Goal
How would you put this sentence from the radix division passage into Spanish: "We can also use a p-d plot (shifted partial remainder vs divisor) as a graphical aid to better understand the quotient digit selection process."?

Figure 2: New shifted remainder and old shifted remainder in radix- $\beta$  (Robertson diagram).

From Fig. 2, it is seen that the remainder is bounded by [-hd, hd), where h is a constant which determines the quotient set  $\{-\alpha, ..., -3, -2, -1, 0, 1, 2, 3, ..., \alpha\}$  and h < 1. Then, the new shifted partial remainder  $\beta \times R[j+1]$  will be in the range  $[-\beta \times hd, \beta \times hd]$ . Applying the worst case values to the original range, we have  $\beta \times hd - \alpha \times d \leq hd$  or  $h \leq \alpha$  ( $\beta$ -1) . Using this, the quotient selection digit set can be adjusted based on the specific requirements. We can also use a p-d plot (shifted partial remainder vs divisor) as a graphical aid to better understand the quotient digit selection process. The p-d plot can also be used to derive the required precision, i.e., the number of bits (partial remainder and divisor) required for the quotient selection. For example in Fig 3, assume point A is the intersection of 4 bits of p and 3 bits of d, the rectangle around A represents the truncation range from point A. The region between the lines is the quotient selection regions. The quotient qi is selected based on the position of the uncertainty rectangle, in this case both  $qi = \beta$  or  $\beta + 1$  will yield the correct result.



Figure 3: p-d plot quotient selection for radix- $\beta$  division.

Record extracts
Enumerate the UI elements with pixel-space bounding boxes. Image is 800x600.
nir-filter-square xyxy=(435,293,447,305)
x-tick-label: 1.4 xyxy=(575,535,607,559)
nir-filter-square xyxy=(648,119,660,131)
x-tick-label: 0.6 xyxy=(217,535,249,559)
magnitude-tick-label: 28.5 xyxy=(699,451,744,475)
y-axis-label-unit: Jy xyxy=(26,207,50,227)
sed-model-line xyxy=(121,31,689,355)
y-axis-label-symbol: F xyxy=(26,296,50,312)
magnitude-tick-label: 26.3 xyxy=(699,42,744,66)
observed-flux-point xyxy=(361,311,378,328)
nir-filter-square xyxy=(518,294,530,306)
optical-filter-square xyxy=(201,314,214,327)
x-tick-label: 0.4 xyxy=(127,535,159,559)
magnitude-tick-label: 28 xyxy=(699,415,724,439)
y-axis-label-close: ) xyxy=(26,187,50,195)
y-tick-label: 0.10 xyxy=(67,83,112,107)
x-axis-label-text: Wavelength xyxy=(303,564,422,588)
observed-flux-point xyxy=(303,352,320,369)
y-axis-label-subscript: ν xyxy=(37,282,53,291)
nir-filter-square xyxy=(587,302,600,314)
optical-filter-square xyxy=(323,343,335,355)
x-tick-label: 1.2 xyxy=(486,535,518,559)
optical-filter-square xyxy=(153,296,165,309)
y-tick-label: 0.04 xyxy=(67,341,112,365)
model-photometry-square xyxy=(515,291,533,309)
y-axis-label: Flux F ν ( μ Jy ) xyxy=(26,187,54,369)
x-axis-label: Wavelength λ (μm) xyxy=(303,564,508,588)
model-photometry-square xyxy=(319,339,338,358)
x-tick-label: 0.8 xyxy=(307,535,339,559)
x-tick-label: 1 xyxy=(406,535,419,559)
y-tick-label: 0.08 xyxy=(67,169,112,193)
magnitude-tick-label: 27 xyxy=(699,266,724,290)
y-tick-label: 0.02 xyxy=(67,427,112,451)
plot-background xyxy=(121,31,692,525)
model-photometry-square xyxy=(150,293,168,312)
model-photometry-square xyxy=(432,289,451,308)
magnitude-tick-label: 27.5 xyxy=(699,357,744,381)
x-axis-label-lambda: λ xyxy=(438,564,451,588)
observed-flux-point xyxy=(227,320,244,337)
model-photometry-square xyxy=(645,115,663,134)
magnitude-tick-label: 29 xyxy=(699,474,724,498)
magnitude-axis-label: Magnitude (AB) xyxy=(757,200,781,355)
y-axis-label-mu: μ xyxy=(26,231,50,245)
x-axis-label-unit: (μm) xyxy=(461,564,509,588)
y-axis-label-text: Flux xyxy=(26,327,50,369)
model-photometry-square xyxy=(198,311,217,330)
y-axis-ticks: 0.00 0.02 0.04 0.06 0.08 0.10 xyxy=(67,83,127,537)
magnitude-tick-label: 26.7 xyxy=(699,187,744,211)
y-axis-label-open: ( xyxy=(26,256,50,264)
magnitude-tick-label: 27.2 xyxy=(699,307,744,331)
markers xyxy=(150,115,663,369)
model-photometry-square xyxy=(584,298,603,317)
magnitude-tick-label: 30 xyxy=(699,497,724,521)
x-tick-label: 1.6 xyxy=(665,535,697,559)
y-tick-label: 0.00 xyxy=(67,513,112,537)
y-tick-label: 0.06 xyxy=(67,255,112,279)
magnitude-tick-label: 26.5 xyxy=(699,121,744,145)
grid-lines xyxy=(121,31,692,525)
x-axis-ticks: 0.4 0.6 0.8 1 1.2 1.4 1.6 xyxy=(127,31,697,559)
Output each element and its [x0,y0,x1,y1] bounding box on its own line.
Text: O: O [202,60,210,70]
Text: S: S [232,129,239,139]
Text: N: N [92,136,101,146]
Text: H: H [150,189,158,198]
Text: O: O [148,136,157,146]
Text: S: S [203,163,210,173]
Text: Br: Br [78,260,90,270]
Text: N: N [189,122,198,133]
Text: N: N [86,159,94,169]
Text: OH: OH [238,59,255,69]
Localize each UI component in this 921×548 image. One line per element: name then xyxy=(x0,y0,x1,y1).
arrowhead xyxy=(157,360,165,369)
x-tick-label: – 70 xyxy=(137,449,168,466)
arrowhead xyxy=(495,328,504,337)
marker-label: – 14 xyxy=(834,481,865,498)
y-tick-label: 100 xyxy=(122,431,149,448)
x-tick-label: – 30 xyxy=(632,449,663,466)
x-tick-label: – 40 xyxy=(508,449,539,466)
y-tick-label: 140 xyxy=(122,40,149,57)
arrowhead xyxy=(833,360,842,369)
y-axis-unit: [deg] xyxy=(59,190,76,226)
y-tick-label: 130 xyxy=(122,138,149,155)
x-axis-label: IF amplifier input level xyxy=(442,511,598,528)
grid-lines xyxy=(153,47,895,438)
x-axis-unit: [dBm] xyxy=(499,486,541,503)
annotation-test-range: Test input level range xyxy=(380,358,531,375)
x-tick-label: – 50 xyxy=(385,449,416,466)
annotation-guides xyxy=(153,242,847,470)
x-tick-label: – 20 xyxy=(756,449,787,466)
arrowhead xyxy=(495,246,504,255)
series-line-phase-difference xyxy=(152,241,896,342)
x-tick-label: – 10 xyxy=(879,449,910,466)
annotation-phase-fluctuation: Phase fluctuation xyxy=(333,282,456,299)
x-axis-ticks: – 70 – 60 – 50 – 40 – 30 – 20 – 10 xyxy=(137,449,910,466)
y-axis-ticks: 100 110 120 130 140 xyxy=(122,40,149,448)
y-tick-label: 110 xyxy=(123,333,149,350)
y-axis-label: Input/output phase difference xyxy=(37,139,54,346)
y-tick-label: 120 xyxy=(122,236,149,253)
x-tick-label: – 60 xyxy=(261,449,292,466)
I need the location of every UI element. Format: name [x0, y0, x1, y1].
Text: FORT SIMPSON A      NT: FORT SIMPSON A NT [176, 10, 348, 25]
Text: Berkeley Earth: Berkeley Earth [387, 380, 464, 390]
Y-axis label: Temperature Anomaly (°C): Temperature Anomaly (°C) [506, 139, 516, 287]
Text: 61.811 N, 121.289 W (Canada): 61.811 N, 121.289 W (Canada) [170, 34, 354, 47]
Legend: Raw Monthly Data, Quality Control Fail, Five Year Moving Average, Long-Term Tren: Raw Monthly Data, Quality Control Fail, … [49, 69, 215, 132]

Correct output
También podemos usar un diagrama p-d (resto parcial desplazado frente a divisor) como ayuda gráfica para comprender mejor el proceso de selección de los dígitos del cociente.